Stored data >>
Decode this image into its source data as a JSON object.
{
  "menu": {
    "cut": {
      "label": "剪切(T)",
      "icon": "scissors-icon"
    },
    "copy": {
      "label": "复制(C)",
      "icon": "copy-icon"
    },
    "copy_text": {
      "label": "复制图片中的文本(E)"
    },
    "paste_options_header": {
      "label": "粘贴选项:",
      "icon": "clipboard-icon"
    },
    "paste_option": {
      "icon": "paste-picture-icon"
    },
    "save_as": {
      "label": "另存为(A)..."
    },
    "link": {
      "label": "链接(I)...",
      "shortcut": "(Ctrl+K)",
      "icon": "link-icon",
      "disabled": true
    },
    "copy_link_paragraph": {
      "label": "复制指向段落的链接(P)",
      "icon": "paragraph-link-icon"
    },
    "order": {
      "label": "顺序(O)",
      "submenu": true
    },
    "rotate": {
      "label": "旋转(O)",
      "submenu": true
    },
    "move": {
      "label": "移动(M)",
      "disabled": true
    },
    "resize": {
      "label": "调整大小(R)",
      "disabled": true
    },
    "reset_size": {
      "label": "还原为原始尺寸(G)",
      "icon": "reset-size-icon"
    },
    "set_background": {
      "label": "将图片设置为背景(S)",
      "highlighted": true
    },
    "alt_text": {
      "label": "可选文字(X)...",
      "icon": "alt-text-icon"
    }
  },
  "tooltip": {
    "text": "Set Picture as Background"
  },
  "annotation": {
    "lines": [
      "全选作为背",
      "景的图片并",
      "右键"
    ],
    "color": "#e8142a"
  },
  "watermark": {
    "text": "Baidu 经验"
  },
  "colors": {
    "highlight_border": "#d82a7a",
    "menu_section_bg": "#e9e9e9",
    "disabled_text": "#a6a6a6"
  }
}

Objective >> Go through the records above, find every line with the word "icon", and list those lines.

Response below >>
      "icon": "scissors-icon"
      "icon": "copy-icon"
      "icon": "clipboard-icon"
      "icon": "paste-picture-icon"
      "icon": "link-icon",
      "icon": "paragraph-link-icon"
      "icon": "reset-size-icon"
      "icon": "alt-text-icon"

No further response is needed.